» STATED PROBLEM:
The listing below must be repeated word for word, with its images excluded.

(Extracted records)
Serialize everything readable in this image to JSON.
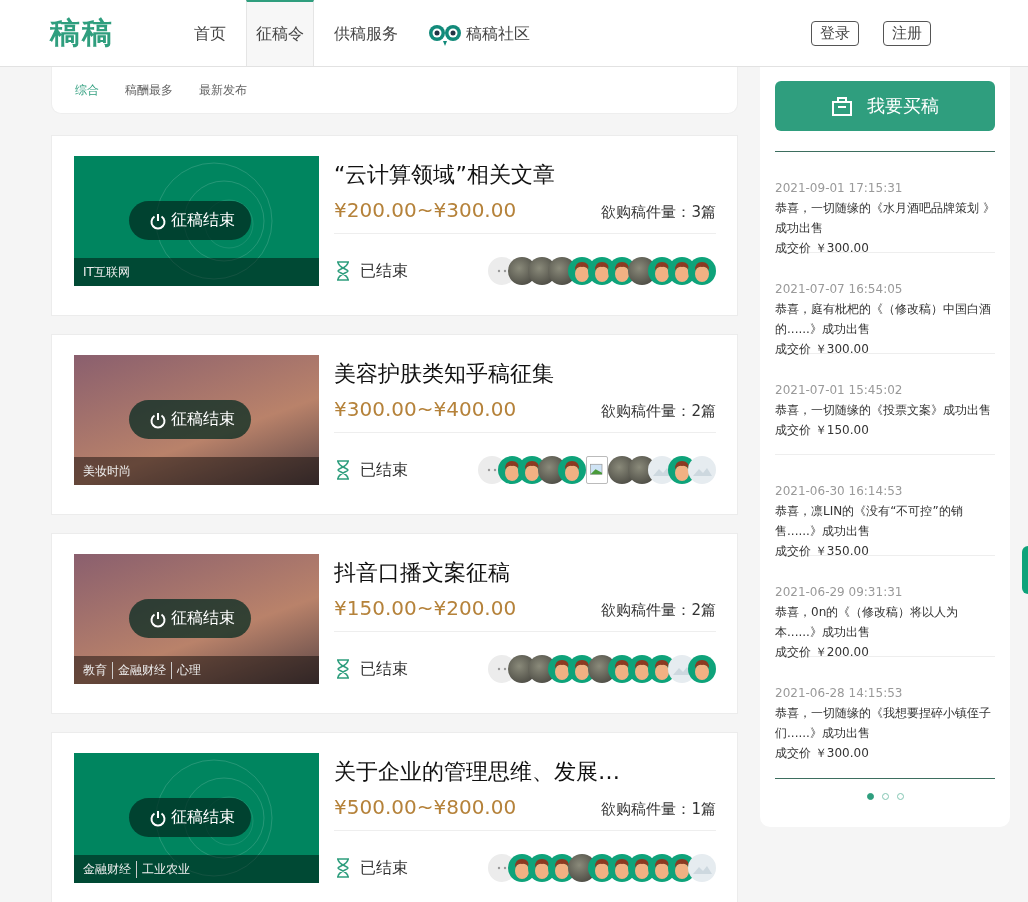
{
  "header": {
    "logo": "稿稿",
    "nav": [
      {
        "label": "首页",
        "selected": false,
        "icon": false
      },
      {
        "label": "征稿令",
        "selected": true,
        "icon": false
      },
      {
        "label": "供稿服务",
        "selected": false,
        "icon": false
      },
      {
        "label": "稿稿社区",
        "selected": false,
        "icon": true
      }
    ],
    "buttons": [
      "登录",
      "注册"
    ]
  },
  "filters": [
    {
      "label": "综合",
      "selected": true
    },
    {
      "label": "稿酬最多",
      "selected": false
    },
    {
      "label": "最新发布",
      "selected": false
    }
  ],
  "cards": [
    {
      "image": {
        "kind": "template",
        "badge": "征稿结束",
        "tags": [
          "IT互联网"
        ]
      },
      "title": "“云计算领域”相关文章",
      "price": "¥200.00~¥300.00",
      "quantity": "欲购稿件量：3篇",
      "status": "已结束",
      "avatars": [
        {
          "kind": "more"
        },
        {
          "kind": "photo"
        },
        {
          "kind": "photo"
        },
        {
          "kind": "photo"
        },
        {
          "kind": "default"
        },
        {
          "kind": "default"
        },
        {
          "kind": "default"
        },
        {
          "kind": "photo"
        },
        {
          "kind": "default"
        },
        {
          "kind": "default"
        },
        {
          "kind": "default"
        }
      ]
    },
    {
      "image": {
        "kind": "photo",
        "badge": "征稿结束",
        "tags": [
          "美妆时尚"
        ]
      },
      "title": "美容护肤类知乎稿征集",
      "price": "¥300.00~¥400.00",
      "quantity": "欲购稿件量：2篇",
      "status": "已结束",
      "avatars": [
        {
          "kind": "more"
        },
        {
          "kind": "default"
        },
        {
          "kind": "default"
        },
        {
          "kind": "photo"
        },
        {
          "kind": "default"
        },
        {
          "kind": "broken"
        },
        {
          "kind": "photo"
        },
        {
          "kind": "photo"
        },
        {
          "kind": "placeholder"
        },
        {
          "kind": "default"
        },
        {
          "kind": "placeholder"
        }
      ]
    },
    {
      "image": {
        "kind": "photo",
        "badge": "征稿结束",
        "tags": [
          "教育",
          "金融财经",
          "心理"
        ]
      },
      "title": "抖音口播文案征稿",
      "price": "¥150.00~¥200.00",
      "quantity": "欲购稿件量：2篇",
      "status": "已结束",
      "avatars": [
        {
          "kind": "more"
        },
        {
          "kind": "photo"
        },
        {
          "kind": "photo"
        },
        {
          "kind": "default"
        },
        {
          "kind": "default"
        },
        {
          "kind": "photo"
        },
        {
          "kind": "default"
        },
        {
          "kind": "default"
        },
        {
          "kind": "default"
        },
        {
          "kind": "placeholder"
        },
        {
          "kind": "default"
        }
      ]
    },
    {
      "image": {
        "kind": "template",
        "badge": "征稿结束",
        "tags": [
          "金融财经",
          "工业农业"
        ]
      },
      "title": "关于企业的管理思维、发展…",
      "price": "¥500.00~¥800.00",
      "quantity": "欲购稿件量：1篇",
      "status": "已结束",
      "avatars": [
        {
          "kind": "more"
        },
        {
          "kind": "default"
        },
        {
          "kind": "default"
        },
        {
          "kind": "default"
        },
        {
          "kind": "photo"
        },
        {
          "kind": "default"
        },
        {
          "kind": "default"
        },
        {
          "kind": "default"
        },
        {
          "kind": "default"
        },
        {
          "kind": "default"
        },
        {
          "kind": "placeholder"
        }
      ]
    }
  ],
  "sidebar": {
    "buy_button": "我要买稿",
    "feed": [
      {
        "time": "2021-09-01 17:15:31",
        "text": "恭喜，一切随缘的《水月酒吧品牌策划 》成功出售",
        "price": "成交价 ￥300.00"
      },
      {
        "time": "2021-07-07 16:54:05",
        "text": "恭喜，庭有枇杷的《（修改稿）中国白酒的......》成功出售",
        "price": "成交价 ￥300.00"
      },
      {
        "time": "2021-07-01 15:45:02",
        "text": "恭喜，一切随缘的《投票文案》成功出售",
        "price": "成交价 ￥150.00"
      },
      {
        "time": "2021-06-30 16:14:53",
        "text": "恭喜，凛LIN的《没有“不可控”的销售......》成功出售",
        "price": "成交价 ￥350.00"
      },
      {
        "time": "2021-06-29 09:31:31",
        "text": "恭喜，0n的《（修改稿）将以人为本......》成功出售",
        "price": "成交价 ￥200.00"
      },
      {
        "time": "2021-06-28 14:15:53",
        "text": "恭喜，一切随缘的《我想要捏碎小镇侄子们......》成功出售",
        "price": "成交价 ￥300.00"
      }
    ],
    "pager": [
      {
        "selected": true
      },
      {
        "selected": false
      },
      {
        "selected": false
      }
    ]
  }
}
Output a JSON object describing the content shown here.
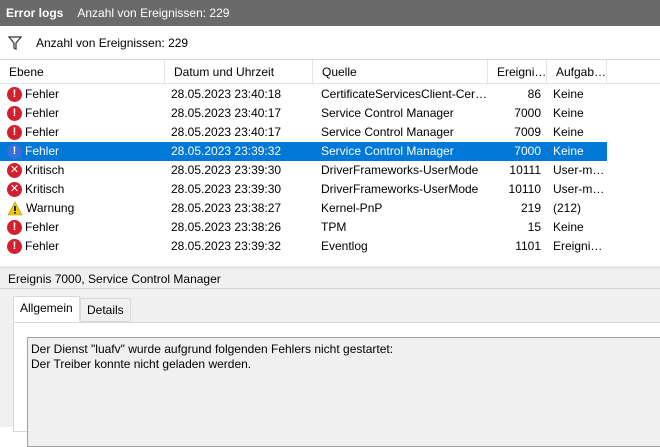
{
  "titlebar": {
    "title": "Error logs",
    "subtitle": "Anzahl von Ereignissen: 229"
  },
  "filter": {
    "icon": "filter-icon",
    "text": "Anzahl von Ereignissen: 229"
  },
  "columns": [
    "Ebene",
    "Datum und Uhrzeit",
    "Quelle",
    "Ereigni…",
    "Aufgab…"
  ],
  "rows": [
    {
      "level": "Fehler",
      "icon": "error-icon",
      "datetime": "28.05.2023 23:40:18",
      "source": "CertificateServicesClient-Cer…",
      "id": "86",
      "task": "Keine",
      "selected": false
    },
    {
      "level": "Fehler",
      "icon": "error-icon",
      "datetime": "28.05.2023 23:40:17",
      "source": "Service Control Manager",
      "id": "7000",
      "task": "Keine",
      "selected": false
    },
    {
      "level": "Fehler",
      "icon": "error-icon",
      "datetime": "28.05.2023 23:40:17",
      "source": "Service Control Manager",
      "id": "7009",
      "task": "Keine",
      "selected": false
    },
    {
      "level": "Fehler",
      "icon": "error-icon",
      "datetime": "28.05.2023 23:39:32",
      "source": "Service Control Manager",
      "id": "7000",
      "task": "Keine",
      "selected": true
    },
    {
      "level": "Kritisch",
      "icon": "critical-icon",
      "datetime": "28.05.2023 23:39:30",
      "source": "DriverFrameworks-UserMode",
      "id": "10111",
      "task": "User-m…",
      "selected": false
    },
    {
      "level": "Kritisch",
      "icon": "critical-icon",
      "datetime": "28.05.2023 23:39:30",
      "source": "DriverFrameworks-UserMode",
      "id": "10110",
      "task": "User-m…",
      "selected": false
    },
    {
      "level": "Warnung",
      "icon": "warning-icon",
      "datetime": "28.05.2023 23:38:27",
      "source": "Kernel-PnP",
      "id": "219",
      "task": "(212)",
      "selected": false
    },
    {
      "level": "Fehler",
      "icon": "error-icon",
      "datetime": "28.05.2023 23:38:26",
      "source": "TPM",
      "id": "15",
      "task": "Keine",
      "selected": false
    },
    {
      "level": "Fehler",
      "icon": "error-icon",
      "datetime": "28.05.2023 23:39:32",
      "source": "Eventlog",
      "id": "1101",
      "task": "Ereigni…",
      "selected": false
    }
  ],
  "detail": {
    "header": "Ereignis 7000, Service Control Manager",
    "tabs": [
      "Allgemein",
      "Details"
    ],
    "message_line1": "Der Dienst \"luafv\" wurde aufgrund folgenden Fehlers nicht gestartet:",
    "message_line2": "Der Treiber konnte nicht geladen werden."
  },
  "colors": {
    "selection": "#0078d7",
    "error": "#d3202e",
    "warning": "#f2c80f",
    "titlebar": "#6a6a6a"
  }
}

» WRITTEN ANSWER:
Serialize everything readable in this image to JSON.
{
  "header": {
    "logo": "稿稿",
    "nav": [
      {
        "label": "首页",
        "selected": false,
        "icon": false
      },
      {
        "label": "征稿令",
        "selected": true,
        "icon": false
      },
      {
        "label": "供稿服务",
        "selected": false,
        "icon": false
      },
      {
        "label": "稿稿社区",
        "selected": false,
        "icon": true
      }
    ],
    "buttons": [
      "登录",
      "注册"
    ]
  },
  "filters": [
    {
      "label": "综合",
      "selected": true
    },
    {
      "label": "稿酬最多",
      "selected": false
    },
    {
      "label": "最新发布",
      "selected": false
    }
  ],
  "cards": [
    {
      "image": {
        "kind": "template",
        "badge": "征稿结束",
        "tags": [
          "IT互联网"
        ]
      },
      "title": "“云计算领域”相关文章",
      "price": "¥200.00~¥300.00",
      "quantity": "欲购稿件量：3篇",
      "status": "已结束",
      "avatars": [
        {
          "kind": "more"
        },
        {
          "kind": "photo"
        },
        {
          "kind": "photo"
        },
        {
          "kind": "photo"
        },
        {
          "kind": "default"
        },
        {
          "kind": "default"
        },
        {
          "kind": "default"
        },
        {
          "kind": "photo"
        },
        {
          "kind": "default"
        },
        {
          "kind": "default"
        },
        {
          "kind": "default"
        }
      ]
    },
    {
      "image": {
        "kind": "photo",
        "badge": "征稿结束",
        "tags": [
          "美妆时尚"
        ]
      },
      "title": "美容护肤类知乎稿征集",
      "price": "¥300.00~¥400.00",
      "quantity": "欲购稿件量：2篇",
      "status": "已结束",
      "avatars": [
        {
          "kind": "more"
        },
        {
          "kind": "default"
        },
        {
          "kind": "default"
        },
        {
          "kind": "photo"
        },
        {
          "kind": "default"
        },
        {
          "kind": "broken"
        },
        {
          "kind": "photo"
        },
        {
          "kind": "photo"
        },
        {
          "kind": "placeholder"
        },
        {
          "kind": "default"
        },
        {
          "kind": "placeholder"
        }
      ]
    },
    {
      "image": {
        "kind": "photo",
        "badge": "征稿结束",
        "tags": [
          "教育",
          "金融财经",
          "心理"
        ]
      },
      "title": "抖音口播文案征稿",
      "price": "¥150.00~¥200.00",
      "quantity": "欲购稿件量：2篇",
      "status": "已结束",
      "avatars": [
        {
          "kind": "more"
        },
        {
          "kind": "photo"
        },
        {
          "kind": "photo"
        },
        {
          "kind": "default"
        },
        {
          "kind": "default"
        },
        {
          "kind": "photo"
        },
        {
          "kind": "default"
        },
        {
          "kind": "default"
        },
        {
          "kind": "default"
        },
        {
          "kind": "placeholder"
        },
        {
          "kind": "default"
        }
      ]
    },
    {
      "image": {
        "kind": "template",
        "badge": "征稿结束",
        "tags": [
          "金融财经",
          "工业农业"
        ]
      },
      "title": "关于企业的管理思维、发展…",
      "price": "¥500.00~¥800.00",
      "quantity": "欲购稿件量：1篇",
      "status": "已结束",
      "avatars": [
        {
          "kind": "more"
        },
        {
          "kind": "default"
        },
        {
          "kind": "default"
        },
        {
          "kind": "default"
        },
        {
          "kind": "photo"
        },
        {
          "kind": "default"
        },
        {
          "kind": "default"
        },
        {
          "kind": "default"
        },
        {
          "kind": "default"
        },
        {
          "kind": "default"
        },
        {
          "kind": "placeholder"
        }
      ]
    }
  ],
  "sidebar": {
    "buy_button": "我要买稿",
    "feed": [
      {
        "time": "2021-09-01 17:15:31",
        "text": "恭喜，一切随缘的《水月酒吧品牌策划 》成功出售",
        "price": "成交价 ￥300.00"
      },
      {
        "time": "2021-07-07 16:54:05",
        "text": "恭喜，庭有枇杷的《（修改稿）中国白酒的......》成功出售",
        "price": "成交价 ￥300.00"
      },
      {
        "time": "2021-07-01 15:45:02",
        "text": "恭喜，一切随缘的《投票文案》成功出售",
        "price": "成交价 ￥150.00"
      },
      {
        "time": "2021-06-30 16:14:53",
        "text": "恭喜，凛LIN的《没有“不可控”的销售......》成功出售",
        "price": "成交价 ￥350.00"
      },
      {
        "time": "2021-06-29 09:31:31",
        "text": "恭喜，0n的《（修改稿）将以人为本......》成功出售",
        "price": "成交价 ￥200.00"
      },
      {
        "time": "2021-06-28 14:15:53",
        "text": "恭喜，一切随缘的《我想要捏碎小镇侄子们......》成功出售",
        "price": "成交价 ￥300.00"
      }
    ],
    "pager": [
      {
        "selected": true
      },
      {
        "selected": false
      },
      {
        "selected": false
      }
    ]
  }
}
Output a JSON object describing the content shown here.
{
  "titlebar": {
    "title": "Error logs",
    "subtitle": "Anzahl von Ereignissen: 229"
  },
  "filter": {
    "icon": "filter-icon",
    "text": "Anzahl von Ereignissen: 229"
  },
  "columns": [
    "Ebene",
    "Datum und Uhrzeit",
    "Quelle",
    "Ereigni…",
    "Aufgab…"
  ],
  "rows": [
    {
      "level": "Fehler",
      "icon": "error-icon",
      "datetime": "28.05.2023 23:40:18",
      "source": "CertificateServicesClient-Cer…",
      "id": "86",
      "task": "Keine",
      "selected": false
    },
    {
      "level": "Fehler",
      "icon": "error-icon",
      "datetime": "28.05.2023 23:40:17",
      "source": "Service Control Manager",
      "id": "7000",
      "task": "Keine",
      "selected": false
    },
    {
      "level": "Fehler",
      "icon": "error-icon",
      "datetime": "28.05.2023 23:40:17",
      "source": "Service Control Manager",
      "id": "7009",
      "task": "Keine",
      "selected": false
    },
    {
      "level": "Fehler",
      "icon": "error-icon",
      "datetime": "28.05.2023 23:39:32",
      "source": "Service Control Manager",
      "id": "7000",
      "task": "Keine",
      "selected": true
    },
    {
      "level": "Kritisch",
      "icon": "critical-icon",
      "datetime": "28.05.2023 23:39:30",
      "source": "DriverFrameworks-UserMode",
      "id": "10111",
      "task": "User-m…",
      "selected": false
    },
    {
      "level": "Kritisch",
      "icon": "critical-icon",
      "datetime": "28.05.2023 23:39:30",
      "source": "DriverFrameworks-UserMode",
      "id": "10110",
      "task": "User-m…",
      "selected": false
    },
    {
      "level": "Warnung",
      "icon": "warning-icon",
      "datetime": "28.05.2023 23:38:27",
      "source": "Kernel-PnP",
      "id": "219",
      "task": "(212)",
      "selected": false
    },
    {
      "level": "Fehler",
      "icon": "error-icon",
      "datetime": "28.05.2023 23:38:26",
      "source": "TPM",
      "id": "15",
      "task": "Keine",
      "selected": false
    },
    {
      "level": "Fehler",
      "icon": "error-icon",
      "datetime": "28.05.2023 23:39:32",
      "source": "Eventlog",
      "id": "1101",
      "task": "Ereigni…",
      "selected": false
    }
  ],
  "detail": {
    "header": "Ereignis 7000, Service Control Manager",
    "tabs": [
      "Allgemein",
      "Details"
    ],
    "message_line1": "Der Dienst \"luafv\" wurde aufgrund folgenden Fehlers nicht gestartet:",
    "message_line2": "Der Treiber konnte nicht geladen werden."
  },
  "colors": {
    "selection": "#0078d7",
    "error": "#d3202e",
    "warning": "#f2c80f",
    "titlebar": "#6a6a6a"
  }
}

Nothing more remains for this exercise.